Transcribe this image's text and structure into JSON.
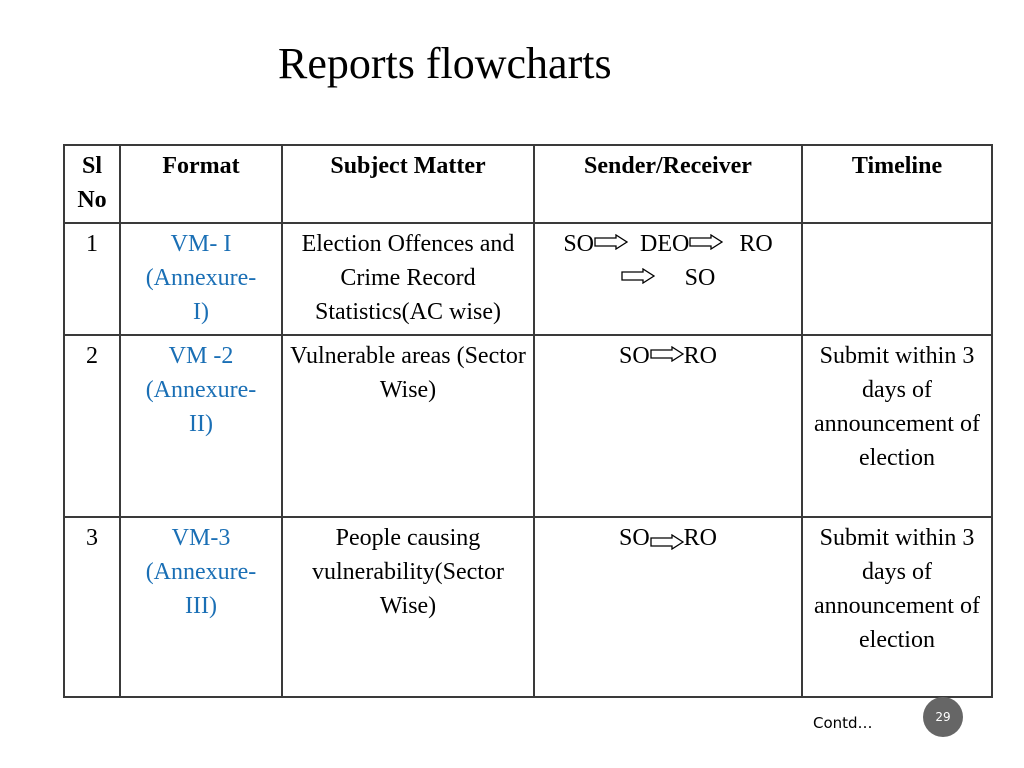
{
  "slide": {
    "title": "Reports flowcharts",
    "footer_note": "Contd…",
    "page_number": "29",
    "link_color": "#1a6fb5"
  },
  "table": {
    "headers": [
      "Sl No",
      "Format",
      "Subject Matter",
      "Sender/Receiver",
      "Timeline"
    ],
    "rows": [
      {
        "sl": "1",
        "format_line1": "VM- I",
        "format_line2": "(Annexure-",
        "format_line3": "I)",
        "subject": "Election Offences and Crime Record Statistics(AC wise)",
        "flow": [
          "SO",
          "DEO",
          "RO",
          "SO"
        ],
        "timeline": ""
      },
      {
        "sl": "2",
        "format_line1": "VM -2",
        "format_line2": "(Annexure-",
        "format_line3": "II)",
        "subject": "Vulnerable areas (Sector Wise)",
        "flow": [
          "SO",
          "RO"
        ],
        "timeline": "Submit within 3 days of announcement of election"
      },
      {
        "sl": "3",
        "format_line1": "VM-3",
        "format_line2": "(Annexure-",
        "format_line3": "III)",
        "subject": "People causing vulnerability(Sector Wise)",
        "flow": [
          "SO",
          "RO"
        ],
        "timeline": "Submit within 3 days of announcement of election"
      }
    ]
  },
  "icons": {
    "flow_arrow": "right-double-arrow-icon"
  }
}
*****
Transcribe every record above exactly as written, leaving out any pictures.

Transcribe this image's text and structure into JSON.
{
  "slide": {
    "title": "Reports flowcharts",
    "footer_note": "Contd…",
    "page_number": "29",
    "link_color": "#1a6fb5"
  },
  "table": {
    "headers": [
      "Sl No",
      "Format",
      "Subject Matter",
      "Sender/Receiver",
      "Timeline"
    ],
    "rows": [
      {
        "sl": "1",
        "format_line1": "VM- I",
        "format_line2": "(Annexure-",
        "format_line3": "I)",
        "subject": "Election Offences and Crime Record Statistics(AC wise)",
        "flow": [
          "SO",
          "DEO",
          "RO",
          "SO"
        ],
        "timeline": ""
      },
      {
        "sl": "2",
        "format_line1": "VM -2",
        "format_line2": "(Annexure-",
        "format_line3": "II)",
        "subject": "Vulnerable areas (Sector Wise)",
        "flow": [
          "SO",
          "RO"
        ],
        "timeline": "Submit within 3 days of announcement of election"
      },
      {
        "sl": "3",
        "format_line1": "VM-3",
        "format_line2": "(Annexure-",
        "format_line3": "III)",
        "subject": "People causing vulnerability(Sector Wise)",
        "flow": [
          "SO",
          "RO"
        ],
        "timeline": "Submit within 3 days of announcement of election"
      }
    ]
  },
  "icons": {
    "flow_arrow": "right-double-arrow-icon"
  }
}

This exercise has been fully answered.